Directive → Please transcribe the data that follows without the pictures, keeping every word the same.

Recorded information →
---------------

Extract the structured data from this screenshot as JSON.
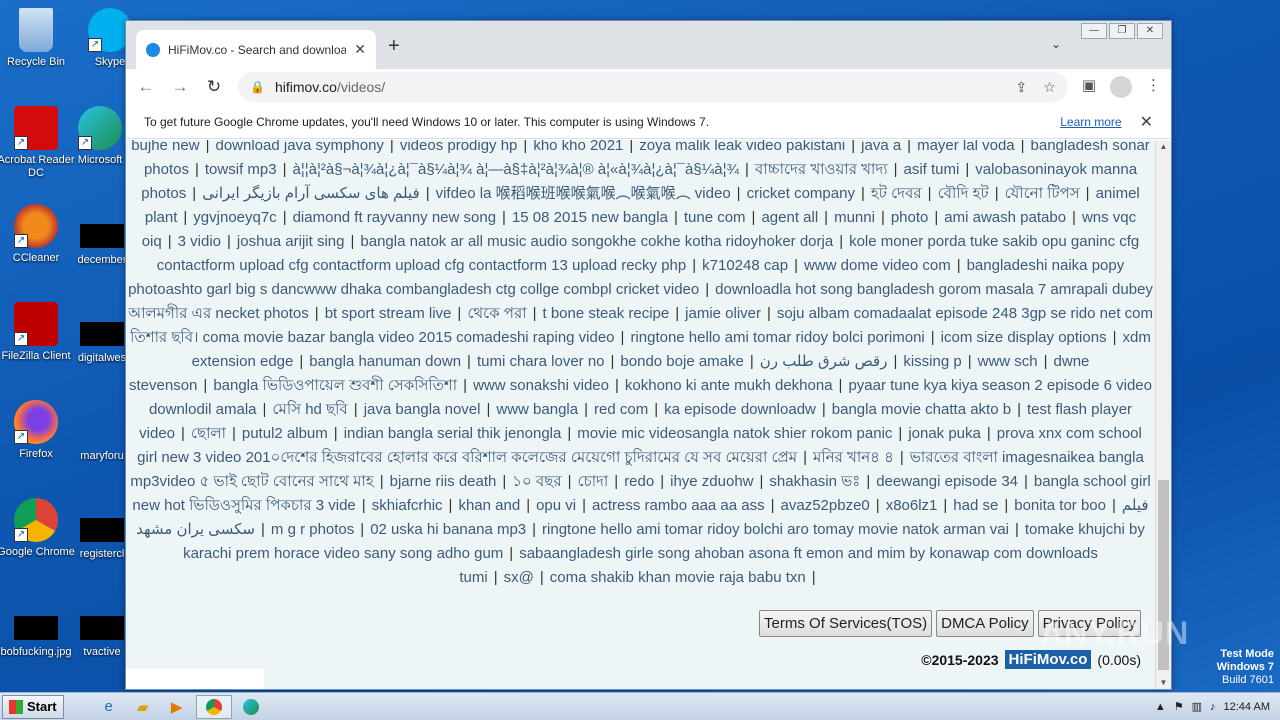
{
  "desktop": {
    "icons": [
      {
        "label": "Recycle Bin"
      },
      {
        "label": "Skype"
      },
      {
        "label": "Acrobat Reader DC"
      },
      {
        "label": "Microsoft"
      },
      {
        "label": "CCleaner"
      },
      {
        "label": "december"
      },
      {
        "label": "FileZilla Client"
      },
      {
        "label": "digitalwes"
      },
      {
        "label": "Firefox"
      },
      {
        "label": "maryforu"
      },
      {
        "label": "Google Chrome"
      },
      {
        "label": "registercl"
      },
      {
        "label": "bobfucking.jpg"
      },
      {
        "label": "tvactive"
      }
    ]
  },
  "browser": {
    "tab_title": "HiFiMov.co - Search and download",
    "url_host": "hifimov.co",
    "url_path": "/videos/",
    "infobar_text": "To get future Google Chrome updates, you'll need Windows 10 or later. This computer is using Windows 7.",
    "infobar_link": "Learn more"
  },
  "tags": [
    "bujhe new",
    "download java symphony",
    "videos prodigy hp",
    "kho kho 2021",
    "zoya malik leak video pakistani",
    "java a",
    "mayer lal voda",
    "bangladesh sonar photos",
    "towsif mp3",
    "à¦¦à¦²à§¬à¦¾à¦¿à¦¯à§¼à¦¾ à¦—à§‡à¦²à¦¾à¦® à¦«à¦¾à¦¿à¦¯à§¼à¦¾",
    "বাচ্চাদের খাওয়ার খাদ্য",
    "asif tumi",
    "valobasoninayok manna photos",
    "فیلم های سکسی آرام بازیگر ایرانی",
    "vifdeo la 喉稻喉班喉喉氣喉︵喉氣喉︵ video",
    "cricket company",
    "হট দেবর",
    "বৌদি হট",
    "যৌনো টিপস",
    "animel plant",
    "ygvjnoeyq7c",
    "diamond ft rayvanny new song",
    "15 08 2015 new bangla",
    "tune com",
    "agent all",
    "munni",
    "photo",
    "ami awash patabo",
    "wns vqc oiq",
    "3 vidio",
    "joshua arijit sing",
    "bangla natok ar all music audio songokhe cokhe kotha ridoyhoker dorja",
    "kole moner porda tuke sakib opu ganinc cfg contactform upload cfg contactform upload cfg contactform 13 upload recky php",
    "k710248 cap",
    "www dome video com",
    "bangladeshi naika popy photoashto garl big s dancwww dhaka combangladesh ctg collge combpl cricket video",
    "downloadla hot song bangladesh gorom masala 7 amrapali dubey আলমগীর এর necket photos",
    "bt sport stream live",
    "থেকে পরা",
    "t bone steak recipe",
    "jamie oliver",
    "soju albam comadaalat episode 248 3gp se rido net com তিশার ছবি। coma movie bazar bangla video 2015 comadeshi raping video",
    "ringtone hello ami tomar ridoy bolci porimoni",
    "icom size display options",
    "xdm extension edge",
    "bangla hanuman down",
    "tumi chara lover no",
    "bondo boje amake",
    "رقص شرق طلب رن",
    "kissing p",
    "www sch",
    "dwne stevenson",
    "bangla ভিডিওপায়েল শুবশী সেকসিতিশা",
    "www sonakshi video",
    "kokhono ki ante mukh dekhona",
    "pyaar tune kya kiya season 2 episode 6 video downlodil amala",
    "মেসি hd ছবি",
    "java bangla novel",
    "www bangla",
    "red com",
    "ka episode downloadw",
    "bangla movie chatta akto b",
    "test flash player video",
    "ছোলা",
    "putul2 album",
    "indian bangla serial thik jenongla",
    "movie mic videosangla natok shier rokom panic",
    "jonak puka",
    "prova xnx com school girl new 3 video 201০দেশের হিজরাবের হোলার করে বরিশাল কলেজের মেয়েগো চুদিরামের যে সব মেয়েরা প্রেম",
    "মনির খান৪ ৪",
    "ভারতের বাংলা imagesnaikea bangla mp3video ৫ ভাই ছোট বোনের সাথে মাহ",
    "bjarne riis death",
    "১০ বছর",
    "চোদা",
    "redo",
    "ihye zduohw",
    "shakhasin ভঃ",
    "deewangi episode 34",
    "bangla school girl new hot ভিডিওসুমির পিকচার 3 vide",
    "skhiafcrhic",
    "khan and",
    "opu vi",
    "actress rambo aaa aa ass",
    "avaz52pbze0",
    "x8o6lz1",
    "had se",
    "bonita tor boo",
    "فیلم سکسی یران مشهد",
    "m g r photos",
    "02 uska hi banana mp3",
    "ringtone hello ami tomar ridoy bolchi aro tomay movie natok arman vai",
    "tomake khujchi by karachi prem horace video sany song adho gum",
    "sabaangladesh girle song ahoban asona ft emon and mim by konawap com downloads tumi",
    "sx@",
    "coma shakib khan movie raja babu txn"
  ],
  "footer": {
    "tos": "Terms Of Services(TOS)",
    "dmca": "DMCA Policy",
    "privacy": "Privacy Policy",
    "copyright": "©2015-2023",
    "logo": "HiFiMov.co",
    "timing": "(0.00s)"
  },
  "watermark": "ANY.RUN",
  "testmode": {
    "line1": "Test Mode",
    "line2": "Windows 7",
    "line3": "Build 7601"
  },
  "taskbar": {
    "start": "Start",
    "time": "12:44 AM"
  }
}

---------------

Answer to the task →
Extract the structured data from this screenshot as JSON.
{
  "desktop": {
    "icons": [
      {
        "label": "Recycle Bin"
      },
      {
        "label": "Skype"
      },
      {
        "label": "Acrobat Reader DC"
      },
      {
        "label": "Microsoft"
      },
      {
        "label": "CCleaner"
      },
      {
        "label": "december"
      },
      {
        "label": "FileZilla Client"
      },
      {
        "label": "digitalwes"
      },
      {
        "label": "Firefox"
      },
      {
        "label": "maryforu"
      },
      {
        "label": "Google Chrome"
      },
      {
        "label": "registercl"
      },
      {
        "label": "bobfucking.jpg"
      },
      {
        "label": "tvactive"
      }
    ]
  },
  "browser": {
    "tab_title": "HiFiMov.co - Search and download",
    "url_host": "hifimov.co",
    "url_path": "/videos/",
    "infobar_text": "To get future Google Chrome updates, you'll need Windows 10 or later. This computer is using Windows 7.",
    "infobar_link": "Learn more"
  },
  "tags": [
    "bujhe new",
    "download java symphony",
    "videos prodigy hp",
    "kho kho 2021",
    "zoya malik leak video pakistani",
    "java a",
    "mayer lal voda",
    "bangladesh sonar photos",
    "towsif mp3",
    "à¦¦à¦²à§¬à¦¾à¦¿à¦¯à§¼à¦¾ à¦—à§‡à¦²à¦¾à¦® à¦«à¦¾à¦¿à¦¯à§¼à¦¾",
    "বাচ্চাদের খাওয়ার খাদ্য",
    "asif tumi",
    "valobasoninayok manna photos",
    "فیلم های سکسی آرام بازیگر ایرانی",
    "vifdeo la 喉稻喉班喉喉氣喉︵喉氣喉︵ video",
    "cricket company",
    "হট দেবর",
    "বৌদি হট",
    "যৌনো টিপস",
    "animel plant",
    "ygvjnoeyq7c",
    "diamond ft rayvanny new song",
    "15 08 2015 new bangla",
    "tune com",
    "agent all",
    "munni",
    "photo",
    "ami awash patabo",
    "wns vqc oiq",
    "3 vidio",
    "joshua arijit sing",
    "bangla natok ar all music audio songokhe cokhe kotha ridoyhoker dorja",
    "kole moner porda tuke sakib opu ganinc cfg contactform upload cfg contactform upload cfg contactform 13 upload recky php",
    "k710248 cap",
    "www dome video com",
    "bangladeshi naika popy photoashto garl big s dancwww dhaka combangladesh ctg collge combpl cricket video",
    "downloadla hot song bangladesh gorom masala 7 amrapali dubey আলমগীর এর necket photos",
    "bt sport stream live",
    "থেকে পরা",
    "t bone steak recipe",
    "jamie oliver",
    "soju albam comadaalat episode 248 3gp se rido net com তিশার ছবি। coma movie bazar bangla video 2015 comadeshi raping video",
    "ringtone hello ami tomar ridoy bolci porimoni",
    "icom size display options",
    "xdm extension edge",
    "bangla hanuman down",
    "tumi chara lover no",
    "bondo boje amake",
    "رقص شرق طلب رن",
    "kissing p",
    "www sch",
    "dwne stevenson",
    "bangla ভিডিওপায়েল শুবশী সেকসিতিশা",
    "www sonakshi video",
    "kokhono ki ante mukh dekhona",
    "pyaar tune kya kiya season 2 episode 6 video downlodil amala",
    "মেসি hd ছবি",
    "java bangla novel",
    "www bangla",
    "red com",
    "ka episode downloadw",
    "bangla movie chatta akto b",
    "test flash player video",
    "ছোলা",
    "putul2 album",
    "indian bangla serial thik jenongla",
    "movie mic videosangla natok shier rokom panic",
    "jonak puka",
    "prova xnx com school girl new 3 video 201০দেশের হিজরাবের হোলার করে বরিশাল কলেজের মেয়েগো চুদিরামের যে সব মেয়েরা প্রেম",
    "মনির খান৪ ৪",
    "ভারতের বাংলা imagesnaikea bangla mp3video ৫ ভাই ছোট বোনের সাথে মাহ",
    "bjarne riis death",
    "১০ বছর",
    "চোদা",
    "redo",
    "ihye zduohw",
    "shakhasin ভঃ",
    "deewangi episode 34",
    "bangla school girl new hot ভিডিওসুমির পিকচার 3 vide",
    "skhiafcrhic",
    "khan and",
    "opu vi",
    "actress rambo aaa aa ass",
    "avaz52pbze0",
    "x8o6lz1",
    "had se",
    "bonita tor boo",
    "فیلم سکسی یران مشهد",
    "m g r photos",
    "02 uska hi banana mp3",
    "ringtone hello ami tomar ridoy bolchi aro tomay movie natok arman vai",
    "tomake khujchi by karachi prem horace video sany song adho gum",
    "sabaangladesh girle song ahoban asona ft emon and mim by konawap com downloads tumi",
    "sx@",
    "coma shakib khan movie raja babu txn"
  ],
  "footer": {
    "tos": "Terms Of Services(TOS)",
    "dmca": "DMCA Policy",
    "privacy": "Privacy Policy",
    "copyright": "©2015-2023",
    "logo": "HiFiMov.co",
    "timing": "(0.00s)"
  },
  "watermark": "ANY.RUN",
  "testmode": {
    "line1": "Test Mode",
    "line2": "Windows 7",
    "line3": "Build 7601"
  },
  "taskbar": {
    "start": "Start",
    "time": "12:44 AM"
  }
}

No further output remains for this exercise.